┌──
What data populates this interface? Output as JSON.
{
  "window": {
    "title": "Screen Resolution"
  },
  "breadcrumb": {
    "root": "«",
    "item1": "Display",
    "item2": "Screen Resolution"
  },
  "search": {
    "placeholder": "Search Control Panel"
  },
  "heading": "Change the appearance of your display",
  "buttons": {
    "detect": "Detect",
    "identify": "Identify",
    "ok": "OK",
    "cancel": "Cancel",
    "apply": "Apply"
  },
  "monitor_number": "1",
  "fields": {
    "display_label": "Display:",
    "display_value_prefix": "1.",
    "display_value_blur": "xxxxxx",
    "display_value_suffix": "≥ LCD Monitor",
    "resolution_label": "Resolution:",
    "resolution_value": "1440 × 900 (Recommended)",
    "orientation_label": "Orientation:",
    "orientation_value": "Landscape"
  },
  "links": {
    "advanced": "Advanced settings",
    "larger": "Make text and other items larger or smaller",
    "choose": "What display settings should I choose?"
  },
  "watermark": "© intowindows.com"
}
└──
YOUR INSTRUCTIONS: Only the number is wanted: how many lines of the material above include the word "What"?

ANSWER TO THIS EXERCISE: 2